Lines that hold the word "GAZEILLE" should be located and copied.

[Saved entries]
□ □ □ □ □ □ □
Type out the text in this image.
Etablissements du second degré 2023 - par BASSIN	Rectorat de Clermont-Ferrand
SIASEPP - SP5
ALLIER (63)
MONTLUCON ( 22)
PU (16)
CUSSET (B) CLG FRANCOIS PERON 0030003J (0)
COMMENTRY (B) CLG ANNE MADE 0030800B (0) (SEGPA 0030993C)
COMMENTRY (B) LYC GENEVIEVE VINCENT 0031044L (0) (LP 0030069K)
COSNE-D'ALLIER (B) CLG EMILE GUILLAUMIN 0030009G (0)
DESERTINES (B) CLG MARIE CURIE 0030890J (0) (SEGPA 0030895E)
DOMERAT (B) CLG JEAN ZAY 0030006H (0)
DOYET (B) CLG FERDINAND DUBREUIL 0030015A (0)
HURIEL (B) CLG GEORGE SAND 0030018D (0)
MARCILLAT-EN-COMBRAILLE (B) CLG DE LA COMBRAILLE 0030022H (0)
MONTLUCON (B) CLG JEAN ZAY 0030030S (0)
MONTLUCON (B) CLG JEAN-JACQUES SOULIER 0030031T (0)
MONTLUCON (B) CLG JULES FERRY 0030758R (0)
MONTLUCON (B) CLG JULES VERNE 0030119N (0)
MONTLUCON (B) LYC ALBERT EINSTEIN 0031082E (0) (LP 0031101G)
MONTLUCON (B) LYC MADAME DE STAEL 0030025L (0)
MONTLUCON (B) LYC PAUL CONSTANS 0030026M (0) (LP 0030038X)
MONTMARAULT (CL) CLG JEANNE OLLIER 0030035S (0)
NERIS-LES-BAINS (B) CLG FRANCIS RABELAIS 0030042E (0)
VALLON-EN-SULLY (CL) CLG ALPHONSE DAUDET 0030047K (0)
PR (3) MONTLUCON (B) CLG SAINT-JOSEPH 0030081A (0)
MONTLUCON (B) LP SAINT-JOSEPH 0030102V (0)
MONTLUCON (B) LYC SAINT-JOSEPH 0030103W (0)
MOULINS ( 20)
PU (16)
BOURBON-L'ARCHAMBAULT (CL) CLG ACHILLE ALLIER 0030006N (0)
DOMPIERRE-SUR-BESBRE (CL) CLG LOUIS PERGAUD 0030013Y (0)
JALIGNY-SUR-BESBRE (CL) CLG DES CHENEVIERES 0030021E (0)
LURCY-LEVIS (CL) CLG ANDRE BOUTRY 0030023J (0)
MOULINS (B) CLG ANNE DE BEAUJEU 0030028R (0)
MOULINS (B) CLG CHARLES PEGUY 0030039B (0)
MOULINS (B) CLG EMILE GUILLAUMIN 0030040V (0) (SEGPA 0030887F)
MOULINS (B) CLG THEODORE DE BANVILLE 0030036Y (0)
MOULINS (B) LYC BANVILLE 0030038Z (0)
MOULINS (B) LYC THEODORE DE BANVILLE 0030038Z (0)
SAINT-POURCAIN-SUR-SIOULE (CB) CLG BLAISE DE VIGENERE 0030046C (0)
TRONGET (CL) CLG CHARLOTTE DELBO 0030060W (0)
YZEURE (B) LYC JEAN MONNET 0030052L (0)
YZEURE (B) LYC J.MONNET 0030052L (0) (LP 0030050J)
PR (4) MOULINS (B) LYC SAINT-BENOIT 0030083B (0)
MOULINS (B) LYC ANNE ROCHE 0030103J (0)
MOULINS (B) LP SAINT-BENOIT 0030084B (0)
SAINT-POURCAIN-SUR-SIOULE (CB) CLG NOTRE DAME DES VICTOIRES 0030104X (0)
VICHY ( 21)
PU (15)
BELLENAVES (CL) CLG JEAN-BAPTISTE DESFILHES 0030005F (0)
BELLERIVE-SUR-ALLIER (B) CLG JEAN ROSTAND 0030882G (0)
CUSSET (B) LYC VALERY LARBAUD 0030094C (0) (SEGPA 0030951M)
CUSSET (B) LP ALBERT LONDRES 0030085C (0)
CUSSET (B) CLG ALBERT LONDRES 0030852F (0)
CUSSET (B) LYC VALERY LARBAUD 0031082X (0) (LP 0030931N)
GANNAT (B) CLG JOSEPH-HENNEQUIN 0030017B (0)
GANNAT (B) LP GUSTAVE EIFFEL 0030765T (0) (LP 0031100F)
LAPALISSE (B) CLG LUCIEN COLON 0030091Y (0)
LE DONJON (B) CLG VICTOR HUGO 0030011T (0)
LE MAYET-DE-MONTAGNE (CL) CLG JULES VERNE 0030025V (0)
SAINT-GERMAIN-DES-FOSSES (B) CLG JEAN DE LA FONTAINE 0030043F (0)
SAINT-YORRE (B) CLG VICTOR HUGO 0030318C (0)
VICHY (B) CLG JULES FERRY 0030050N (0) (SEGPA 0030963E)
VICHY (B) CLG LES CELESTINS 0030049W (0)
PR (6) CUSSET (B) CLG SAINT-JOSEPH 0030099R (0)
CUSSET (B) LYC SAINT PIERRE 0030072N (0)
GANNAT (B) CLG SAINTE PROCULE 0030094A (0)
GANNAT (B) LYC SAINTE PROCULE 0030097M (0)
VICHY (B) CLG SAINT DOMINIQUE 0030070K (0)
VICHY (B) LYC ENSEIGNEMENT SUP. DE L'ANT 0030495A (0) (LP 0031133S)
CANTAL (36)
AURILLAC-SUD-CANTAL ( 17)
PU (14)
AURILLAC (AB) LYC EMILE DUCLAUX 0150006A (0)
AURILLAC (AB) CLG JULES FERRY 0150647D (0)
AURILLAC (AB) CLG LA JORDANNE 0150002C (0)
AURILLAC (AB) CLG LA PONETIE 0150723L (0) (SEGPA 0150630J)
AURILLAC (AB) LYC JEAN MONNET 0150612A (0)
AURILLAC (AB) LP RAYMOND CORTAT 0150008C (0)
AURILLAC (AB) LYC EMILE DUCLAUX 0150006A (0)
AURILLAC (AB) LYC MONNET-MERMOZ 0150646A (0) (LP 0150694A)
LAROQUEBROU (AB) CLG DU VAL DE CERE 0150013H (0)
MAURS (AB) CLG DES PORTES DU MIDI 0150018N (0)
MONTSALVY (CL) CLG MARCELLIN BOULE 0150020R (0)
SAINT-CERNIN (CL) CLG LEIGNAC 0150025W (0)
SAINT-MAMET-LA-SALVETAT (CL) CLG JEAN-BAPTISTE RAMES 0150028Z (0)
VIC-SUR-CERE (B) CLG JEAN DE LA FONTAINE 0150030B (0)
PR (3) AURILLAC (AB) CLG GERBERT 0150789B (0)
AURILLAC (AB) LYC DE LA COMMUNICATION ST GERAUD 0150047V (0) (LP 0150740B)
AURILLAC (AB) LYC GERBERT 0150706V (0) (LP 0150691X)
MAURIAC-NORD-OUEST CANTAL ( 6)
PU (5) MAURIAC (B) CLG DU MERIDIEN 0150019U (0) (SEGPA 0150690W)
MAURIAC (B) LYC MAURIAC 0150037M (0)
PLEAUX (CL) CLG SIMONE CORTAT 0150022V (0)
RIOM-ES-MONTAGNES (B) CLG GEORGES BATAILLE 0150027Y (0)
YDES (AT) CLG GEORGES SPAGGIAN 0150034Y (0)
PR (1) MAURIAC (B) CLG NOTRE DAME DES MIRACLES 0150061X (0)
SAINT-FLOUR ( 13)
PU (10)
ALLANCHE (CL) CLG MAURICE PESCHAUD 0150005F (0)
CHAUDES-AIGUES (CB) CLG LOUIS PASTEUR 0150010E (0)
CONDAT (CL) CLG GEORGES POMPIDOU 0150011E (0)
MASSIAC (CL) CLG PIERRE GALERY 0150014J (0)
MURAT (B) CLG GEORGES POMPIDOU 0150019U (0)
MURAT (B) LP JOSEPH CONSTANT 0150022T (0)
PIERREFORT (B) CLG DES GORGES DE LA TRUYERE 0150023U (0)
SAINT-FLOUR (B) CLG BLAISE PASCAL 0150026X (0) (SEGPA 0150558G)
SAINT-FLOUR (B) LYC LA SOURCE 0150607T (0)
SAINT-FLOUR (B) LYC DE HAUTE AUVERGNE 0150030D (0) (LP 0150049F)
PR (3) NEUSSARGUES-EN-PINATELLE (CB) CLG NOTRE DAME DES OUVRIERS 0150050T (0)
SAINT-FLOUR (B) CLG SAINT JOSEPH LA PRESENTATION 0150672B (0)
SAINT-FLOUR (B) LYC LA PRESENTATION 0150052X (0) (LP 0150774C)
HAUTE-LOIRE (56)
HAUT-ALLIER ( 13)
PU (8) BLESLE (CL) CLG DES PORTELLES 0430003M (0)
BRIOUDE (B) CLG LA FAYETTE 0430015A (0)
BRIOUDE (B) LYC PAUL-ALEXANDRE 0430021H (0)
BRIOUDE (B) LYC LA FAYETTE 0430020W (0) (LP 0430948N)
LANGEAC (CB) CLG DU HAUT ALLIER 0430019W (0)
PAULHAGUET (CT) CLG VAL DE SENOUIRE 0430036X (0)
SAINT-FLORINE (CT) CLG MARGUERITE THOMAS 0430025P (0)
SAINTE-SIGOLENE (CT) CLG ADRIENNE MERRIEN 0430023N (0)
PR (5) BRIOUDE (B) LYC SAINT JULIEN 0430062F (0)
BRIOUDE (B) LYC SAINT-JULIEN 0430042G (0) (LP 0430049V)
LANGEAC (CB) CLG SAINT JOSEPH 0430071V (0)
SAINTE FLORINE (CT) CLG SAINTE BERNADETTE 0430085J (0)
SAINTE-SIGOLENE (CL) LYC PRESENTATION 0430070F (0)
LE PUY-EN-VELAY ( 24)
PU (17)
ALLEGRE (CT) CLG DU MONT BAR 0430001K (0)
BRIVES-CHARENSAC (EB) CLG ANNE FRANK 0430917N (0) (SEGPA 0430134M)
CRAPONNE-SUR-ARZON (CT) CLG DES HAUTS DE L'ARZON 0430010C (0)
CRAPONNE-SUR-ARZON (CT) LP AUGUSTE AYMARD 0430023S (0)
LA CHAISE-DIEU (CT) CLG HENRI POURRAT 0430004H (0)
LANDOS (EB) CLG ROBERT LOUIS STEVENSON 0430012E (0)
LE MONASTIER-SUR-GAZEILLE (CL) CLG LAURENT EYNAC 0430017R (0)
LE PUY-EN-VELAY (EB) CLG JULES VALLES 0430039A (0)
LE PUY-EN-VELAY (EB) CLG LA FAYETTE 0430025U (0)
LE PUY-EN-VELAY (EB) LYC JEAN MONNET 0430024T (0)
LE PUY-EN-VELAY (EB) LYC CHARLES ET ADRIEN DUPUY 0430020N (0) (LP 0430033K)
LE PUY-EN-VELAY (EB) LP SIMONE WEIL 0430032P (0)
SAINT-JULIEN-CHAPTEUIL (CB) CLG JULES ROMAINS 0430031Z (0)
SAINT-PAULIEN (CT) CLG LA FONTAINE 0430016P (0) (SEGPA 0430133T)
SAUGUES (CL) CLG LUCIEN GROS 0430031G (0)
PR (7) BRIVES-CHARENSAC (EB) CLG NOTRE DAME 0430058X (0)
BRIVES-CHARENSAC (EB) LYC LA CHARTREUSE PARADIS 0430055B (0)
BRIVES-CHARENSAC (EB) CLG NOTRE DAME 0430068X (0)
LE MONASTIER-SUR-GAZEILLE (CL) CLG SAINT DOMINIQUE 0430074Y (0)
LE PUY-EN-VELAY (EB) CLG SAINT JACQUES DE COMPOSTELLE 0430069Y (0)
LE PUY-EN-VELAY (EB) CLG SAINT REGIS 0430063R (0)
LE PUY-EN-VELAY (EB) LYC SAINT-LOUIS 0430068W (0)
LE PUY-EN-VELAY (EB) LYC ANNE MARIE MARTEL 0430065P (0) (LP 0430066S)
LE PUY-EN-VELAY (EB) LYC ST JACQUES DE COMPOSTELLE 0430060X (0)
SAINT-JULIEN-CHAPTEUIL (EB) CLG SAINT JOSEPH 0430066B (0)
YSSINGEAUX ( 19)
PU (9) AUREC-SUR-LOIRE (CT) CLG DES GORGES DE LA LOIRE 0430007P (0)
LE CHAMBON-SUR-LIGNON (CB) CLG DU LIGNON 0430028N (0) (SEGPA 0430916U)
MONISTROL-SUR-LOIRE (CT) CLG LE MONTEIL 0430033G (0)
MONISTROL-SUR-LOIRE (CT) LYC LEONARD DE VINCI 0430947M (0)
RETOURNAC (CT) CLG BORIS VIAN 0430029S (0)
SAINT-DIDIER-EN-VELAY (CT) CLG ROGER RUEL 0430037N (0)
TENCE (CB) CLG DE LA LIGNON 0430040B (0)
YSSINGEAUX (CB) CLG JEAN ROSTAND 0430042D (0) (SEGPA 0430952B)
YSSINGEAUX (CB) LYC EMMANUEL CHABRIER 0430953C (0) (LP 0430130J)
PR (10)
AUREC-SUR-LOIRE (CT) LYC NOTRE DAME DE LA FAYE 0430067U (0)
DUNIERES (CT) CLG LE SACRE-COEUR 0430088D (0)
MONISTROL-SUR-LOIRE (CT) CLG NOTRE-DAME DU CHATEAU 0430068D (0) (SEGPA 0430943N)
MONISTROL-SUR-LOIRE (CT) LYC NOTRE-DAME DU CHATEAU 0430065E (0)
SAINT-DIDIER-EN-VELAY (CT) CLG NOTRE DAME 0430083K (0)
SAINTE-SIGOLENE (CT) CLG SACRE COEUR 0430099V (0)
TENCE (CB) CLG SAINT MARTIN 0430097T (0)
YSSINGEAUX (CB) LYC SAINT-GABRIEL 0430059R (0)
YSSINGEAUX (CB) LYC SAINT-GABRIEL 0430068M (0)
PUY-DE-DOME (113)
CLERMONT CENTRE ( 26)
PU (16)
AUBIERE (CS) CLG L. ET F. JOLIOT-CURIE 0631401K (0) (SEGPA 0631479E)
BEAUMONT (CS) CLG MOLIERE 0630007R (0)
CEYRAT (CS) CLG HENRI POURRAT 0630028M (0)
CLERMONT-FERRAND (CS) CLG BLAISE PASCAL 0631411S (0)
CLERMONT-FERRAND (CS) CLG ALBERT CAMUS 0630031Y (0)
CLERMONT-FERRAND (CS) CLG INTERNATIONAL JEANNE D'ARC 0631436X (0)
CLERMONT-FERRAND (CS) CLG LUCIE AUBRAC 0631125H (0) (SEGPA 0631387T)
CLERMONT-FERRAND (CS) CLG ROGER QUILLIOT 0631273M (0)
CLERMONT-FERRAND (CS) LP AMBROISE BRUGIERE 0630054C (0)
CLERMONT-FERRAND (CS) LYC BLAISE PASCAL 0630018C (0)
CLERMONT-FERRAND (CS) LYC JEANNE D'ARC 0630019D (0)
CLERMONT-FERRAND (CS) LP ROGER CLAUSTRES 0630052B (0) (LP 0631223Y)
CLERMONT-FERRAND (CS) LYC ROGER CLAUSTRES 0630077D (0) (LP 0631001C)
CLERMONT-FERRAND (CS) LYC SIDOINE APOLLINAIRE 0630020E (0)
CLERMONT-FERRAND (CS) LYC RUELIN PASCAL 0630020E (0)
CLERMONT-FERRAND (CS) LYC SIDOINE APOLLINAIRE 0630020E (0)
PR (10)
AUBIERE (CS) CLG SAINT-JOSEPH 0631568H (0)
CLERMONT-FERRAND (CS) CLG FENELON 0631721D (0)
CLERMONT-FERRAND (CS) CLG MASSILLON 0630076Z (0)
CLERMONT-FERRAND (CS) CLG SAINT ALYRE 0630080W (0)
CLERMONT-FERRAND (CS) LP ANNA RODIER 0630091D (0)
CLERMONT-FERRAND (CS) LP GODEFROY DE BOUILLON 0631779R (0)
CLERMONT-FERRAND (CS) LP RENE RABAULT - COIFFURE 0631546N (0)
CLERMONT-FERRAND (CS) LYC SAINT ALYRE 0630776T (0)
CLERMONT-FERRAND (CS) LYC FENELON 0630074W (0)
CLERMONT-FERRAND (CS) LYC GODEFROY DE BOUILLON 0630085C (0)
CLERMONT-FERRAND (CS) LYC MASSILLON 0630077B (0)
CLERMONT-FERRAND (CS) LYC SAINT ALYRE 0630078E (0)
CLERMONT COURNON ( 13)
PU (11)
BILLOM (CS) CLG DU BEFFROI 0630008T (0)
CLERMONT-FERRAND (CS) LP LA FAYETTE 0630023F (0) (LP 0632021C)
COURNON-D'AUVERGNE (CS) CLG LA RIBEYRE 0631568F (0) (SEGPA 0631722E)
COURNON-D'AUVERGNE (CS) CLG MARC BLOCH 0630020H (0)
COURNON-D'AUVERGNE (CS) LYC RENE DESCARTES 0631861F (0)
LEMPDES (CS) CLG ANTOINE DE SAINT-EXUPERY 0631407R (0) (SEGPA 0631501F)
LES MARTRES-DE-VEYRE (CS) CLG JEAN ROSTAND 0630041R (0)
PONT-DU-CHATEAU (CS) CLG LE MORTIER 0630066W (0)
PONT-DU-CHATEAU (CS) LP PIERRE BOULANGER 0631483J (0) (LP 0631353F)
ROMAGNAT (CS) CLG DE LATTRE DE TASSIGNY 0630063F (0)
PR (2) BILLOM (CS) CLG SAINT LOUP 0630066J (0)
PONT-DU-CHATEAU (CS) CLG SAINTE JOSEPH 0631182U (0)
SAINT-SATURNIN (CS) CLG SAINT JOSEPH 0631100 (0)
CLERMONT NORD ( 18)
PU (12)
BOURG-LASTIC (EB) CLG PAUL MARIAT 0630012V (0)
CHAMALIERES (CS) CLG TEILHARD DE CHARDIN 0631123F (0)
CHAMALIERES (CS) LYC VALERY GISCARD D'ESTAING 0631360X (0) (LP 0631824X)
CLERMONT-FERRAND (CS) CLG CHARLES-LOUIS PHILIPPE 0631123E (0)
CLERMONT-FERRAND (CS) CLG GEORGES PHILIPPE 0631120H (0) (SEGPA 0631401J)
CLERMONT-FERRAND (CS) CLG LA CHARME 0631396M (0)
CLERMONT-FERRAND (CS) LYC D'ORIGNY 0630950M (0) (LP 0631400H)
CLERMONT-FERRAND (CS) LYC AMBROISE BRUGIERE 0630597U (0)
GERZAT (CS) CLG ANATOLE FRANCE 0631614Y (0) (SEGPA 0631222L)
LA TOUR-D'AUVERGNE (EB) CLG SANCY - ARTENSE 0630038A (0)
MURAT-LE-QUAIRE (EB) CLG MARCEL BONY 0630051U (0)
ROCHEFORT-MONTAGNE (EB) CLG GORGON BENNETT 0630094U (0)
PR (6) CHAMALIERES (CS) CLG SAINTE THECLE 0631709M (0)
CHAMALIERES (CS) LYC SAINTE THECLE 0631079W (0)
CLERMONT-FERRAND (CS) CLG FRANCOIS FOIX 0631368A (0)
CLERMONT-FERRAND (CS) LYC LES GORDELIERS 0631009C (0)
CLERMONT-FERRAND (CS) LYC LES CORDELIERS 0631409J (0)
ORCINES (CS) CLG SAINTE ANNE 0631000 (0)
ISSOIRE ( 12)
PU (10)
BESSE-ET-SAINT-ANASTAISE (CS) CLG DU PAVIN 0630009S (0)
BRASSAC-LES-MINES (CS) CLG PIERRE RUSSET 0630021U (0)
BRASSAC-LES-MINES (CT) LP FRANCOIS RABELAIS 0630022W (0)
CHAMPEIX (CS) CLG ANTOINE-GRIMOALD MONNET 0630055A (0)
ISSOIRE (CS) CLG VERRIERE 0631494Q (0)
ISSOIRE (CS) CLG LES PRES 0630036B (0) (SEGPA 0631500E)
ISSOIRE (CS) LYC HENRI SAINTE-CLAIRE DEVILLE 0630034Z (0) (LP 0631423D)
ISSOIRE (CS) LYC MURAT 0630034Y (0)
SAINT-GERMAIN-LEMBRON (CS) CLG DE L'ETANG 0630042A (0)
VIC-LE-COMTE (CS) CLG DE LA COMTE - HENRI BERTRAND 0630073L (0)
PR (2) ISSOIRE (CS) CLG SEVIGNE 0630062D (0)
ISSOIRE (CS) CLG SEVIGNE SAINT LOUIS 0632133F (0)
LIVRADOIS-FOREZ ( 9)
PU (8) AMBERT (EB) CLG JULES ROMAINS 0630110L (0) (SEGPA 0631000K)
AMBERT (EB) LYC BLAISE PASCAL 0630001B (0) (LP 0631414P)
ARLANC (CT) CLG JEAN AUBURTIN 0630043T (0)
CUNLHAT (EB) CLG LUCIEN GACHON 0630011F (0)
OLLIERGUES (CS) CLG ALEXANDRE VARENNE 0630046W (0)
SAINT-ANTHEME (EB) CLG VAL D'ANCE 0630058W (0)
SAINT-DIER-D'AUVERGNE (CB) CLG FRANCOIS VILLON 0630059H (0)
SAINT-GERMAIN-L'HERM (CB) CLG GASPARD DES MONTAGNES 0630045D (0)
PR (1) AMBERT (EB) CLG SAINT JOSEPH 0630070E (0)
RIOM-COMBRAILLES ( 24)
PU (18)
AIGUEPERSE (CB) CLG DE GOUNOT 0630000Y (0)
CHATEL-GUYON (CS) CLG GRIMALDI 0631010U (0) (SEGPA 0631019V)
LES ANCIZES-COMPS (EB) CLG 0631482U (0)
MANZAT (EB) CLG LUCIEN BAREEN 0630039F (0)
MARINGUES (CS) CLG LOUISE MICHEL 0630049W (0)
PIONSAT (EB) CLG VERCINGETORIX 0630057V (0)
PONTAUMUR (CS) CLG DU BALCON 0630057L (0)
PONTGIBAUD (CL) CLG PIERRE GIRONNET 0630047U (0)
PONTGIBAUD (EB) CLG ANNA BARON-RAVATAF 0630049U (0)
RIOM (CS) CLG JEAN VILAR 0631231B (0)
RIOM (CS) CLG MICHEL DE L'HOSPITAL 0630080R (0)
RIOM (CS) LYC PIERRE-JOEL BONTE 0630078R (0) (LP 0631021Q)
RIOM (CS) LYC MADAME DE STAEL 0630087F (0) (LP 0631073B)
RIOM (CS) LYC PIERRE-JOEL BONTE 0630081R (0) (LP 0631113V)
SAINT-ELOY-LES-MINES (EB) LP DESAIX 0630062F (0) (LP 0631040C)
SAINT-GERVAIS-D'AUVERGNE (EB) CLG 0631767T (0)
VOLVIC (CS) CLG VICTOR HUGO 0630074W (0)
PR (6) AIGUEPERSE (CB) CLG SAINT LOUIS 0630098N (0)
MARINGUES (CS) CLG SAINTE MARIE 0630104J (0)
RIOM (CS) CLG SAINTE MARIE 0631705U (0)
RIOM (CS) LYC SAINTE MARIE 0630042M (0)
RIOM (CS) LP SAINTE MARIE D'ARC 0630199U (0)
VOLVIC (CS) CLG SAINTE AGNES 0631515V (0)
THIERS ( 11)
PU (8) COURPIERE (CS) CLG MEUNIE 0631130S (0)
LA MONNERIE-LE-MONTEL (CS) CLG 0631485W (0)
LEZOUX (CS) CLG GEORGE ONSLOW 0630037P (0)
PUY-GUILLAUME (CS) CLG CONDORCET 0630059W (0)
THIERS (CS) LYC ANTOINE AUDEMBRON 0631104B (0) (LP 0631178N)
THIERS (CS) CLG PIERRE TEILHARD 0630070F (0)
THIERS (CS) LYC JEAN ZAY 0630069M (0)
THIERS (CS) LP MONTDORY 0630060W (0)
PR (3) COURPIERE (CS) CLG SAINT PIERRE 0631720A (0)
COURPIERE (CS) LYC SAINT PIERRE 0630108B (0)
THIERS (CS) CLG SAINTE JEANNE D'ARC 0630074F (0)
□ □ □ □ □ □ □
▶ [WORKED ANSWER]:
LE MONASTIER-SUR-GAZEILLE (CL) CLG LAURENT EYNAC 0430017R (0)
LE MONASTIER-SUR-GAZEILLE (CL) CLG SAINT DOMINIQUE 0430074Y (0)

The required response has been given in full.